[YOUR TASK]:
Check each line of the listing below for the string "Worldwide", and copy the ones that have it.

[EXCERPTED DATA]:

################

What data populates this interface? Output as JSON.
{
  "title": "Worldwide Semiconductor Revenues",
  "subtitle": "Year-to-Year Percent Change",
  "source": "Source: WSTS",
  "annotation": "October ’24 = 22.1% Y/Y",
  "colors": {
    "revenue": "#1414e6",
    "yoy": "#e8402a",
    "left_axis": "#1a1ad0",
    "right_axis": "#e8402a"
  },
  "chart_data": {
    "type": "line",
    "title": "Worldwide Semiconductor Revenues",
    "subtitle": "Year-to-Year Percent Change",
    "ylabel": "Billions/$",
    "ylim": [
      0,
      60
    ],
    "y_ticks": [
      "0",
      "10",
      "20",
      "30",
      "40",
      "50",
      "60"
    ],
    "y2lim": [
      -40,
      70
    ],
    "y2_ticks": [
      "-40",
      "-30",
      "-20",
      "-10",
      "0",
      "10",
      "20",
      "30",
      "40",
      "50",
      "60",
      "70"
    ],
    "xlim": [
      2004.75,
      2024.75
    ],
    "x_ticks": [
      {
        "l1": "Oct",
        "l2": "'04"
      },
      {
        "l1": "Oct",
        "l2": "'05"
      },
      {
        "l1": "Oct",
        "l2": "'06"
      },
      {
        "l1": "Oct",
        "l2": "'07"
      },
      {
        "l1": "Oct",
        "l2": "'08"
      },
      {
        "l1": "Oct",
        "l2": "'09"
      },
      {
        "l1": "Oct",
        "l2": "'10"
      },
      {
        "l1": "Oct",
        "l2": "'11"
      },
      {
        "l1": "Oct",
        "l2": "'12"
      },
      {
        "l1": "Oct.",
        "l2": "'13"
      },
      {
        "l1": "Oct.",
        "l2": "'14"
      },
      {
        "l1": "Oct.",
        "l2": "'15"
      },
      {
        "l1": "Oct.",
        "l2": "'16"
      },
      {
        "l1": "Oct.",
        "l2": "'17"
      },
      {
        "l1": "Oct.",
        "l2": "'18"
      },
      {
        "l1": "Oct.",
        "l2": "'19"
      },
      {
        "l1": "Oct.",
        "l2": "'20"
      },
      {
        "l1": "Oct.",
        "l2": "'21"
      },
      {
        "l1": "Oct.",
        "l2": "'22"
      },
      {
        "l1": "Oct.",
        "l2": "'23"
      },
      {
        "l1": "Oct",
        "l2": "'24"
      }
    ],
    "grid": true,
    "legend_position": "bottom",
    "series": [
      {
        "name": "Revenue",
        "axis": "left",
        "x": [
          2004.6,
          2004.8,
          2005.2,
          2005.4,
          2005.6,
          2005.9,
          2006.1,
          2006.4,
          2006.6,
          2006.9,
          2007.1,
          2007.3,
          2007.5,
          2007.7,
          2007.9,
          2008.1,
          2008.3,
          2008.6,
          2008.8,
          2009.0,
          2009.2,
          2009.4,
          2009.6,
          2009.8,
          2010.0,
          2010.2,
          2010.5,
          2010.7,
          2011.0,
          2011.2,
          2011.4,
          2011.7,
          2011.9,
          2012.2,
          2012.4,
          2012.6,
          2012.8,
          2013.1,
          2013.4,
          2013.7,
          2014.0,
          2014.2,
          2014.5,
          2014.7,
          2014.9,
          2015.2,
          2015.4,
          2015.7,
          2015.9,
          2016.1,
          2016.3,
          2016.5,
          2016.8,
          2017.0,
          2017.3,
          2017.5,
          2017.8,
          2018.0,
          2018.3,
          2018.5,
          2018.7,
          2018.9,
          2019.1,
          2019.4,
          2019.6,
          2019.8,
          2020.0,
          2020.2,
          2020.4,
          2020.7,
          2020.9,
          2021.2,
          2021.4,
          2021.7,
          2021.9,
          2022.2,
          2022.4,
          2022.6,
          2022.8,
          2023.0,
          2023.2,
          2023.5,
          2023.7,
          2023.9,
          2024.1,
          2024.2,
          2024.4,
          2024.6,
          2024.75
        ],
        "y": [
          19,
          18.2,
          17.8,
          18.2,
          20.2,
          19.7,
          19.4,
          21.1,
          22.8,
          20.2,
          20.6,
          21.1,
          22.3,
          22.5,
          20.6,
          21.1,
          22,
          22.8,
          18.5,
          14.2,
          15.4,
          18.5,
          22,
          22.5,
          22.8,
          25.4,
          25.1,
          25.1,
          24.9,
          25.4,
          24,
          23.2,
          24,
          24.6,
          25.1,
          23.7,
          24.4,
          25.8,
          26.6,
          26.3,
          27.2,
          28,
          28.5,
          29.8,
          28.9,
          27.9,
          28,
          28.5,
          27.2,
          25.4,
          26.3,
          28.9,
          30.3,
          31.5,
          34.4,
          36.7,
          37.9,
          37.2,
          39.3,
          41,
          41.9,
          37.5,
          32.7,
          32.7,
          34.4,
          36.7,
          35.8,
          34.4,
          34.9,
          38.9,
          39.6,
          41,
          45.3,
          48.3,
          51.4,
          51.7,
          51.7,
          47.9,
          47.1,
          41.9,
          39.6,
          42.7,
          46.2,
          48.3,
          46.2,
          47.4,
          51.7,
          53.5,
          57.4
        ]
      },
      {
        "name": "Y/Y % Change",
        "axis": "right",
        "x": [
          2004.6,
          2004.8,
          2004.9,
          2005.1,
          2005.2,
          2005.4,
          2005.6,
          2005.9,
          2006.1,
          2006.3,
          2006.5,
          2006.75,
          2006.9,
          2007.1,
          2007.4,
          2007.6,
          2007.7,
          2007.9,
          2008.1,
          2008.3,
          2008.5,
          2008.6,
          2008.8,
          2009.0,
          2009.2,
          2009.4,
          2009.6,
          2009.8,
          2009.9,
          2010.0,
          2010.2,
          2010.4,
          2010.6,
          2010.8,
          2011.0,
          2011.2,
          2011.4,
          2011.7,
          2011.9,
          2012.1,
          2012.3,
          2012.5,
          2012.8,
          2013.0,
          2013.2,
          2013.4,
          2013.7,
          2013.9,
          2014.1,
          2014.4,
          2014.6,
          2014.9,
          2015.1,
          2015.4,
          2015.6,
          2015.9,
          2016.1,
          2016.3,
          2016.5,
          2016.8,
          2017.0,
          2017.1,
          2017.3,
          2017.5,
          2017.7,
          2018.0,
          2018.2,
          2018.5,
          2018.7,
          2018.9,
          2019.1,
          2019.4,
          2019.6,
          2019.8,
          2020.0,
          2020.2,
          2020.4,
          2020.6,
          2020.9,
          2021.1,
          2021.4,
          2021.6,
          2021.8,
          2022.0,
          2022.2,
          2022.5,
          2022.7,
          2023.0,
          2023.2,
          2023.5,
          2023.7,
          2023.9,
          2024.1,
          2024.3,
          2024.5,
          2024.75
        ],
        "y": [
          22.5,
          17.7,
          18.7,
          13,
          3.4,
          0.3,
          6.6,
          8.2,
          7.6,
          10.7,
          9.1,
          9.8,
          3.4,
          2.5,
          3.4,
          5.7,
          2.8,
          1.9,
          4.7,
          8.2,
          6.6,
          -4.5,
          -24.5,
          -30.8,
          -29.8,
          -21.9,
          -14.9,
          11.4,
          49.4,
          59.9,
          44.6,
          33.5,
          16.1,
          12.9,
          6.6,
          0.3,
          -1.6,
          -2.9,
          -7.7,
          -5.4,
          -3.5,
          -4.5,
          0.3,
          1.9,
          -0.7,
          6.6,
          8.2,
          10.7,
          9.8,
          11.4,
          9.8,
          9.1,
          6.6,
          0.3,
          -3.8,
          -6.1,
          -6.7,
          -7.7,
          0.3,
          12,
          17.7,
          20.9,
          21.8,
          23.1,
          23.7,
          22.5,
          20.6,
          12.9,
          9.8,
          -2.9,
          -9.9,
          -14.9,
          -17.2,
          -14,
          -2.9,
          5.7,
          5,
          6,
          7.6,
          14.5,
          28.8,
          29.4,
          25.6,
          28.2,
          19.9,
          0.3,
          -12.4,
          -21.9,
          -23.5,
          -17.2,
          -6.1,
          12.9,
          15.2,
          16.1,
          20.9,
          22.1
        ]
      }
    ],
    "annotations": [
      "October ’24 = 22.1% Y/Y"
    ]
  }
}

################

[THE REPLY]:
  "title": "Worldwide Semiconductor Revenues",
    "title": "Worldwide Semiconductor Revenues",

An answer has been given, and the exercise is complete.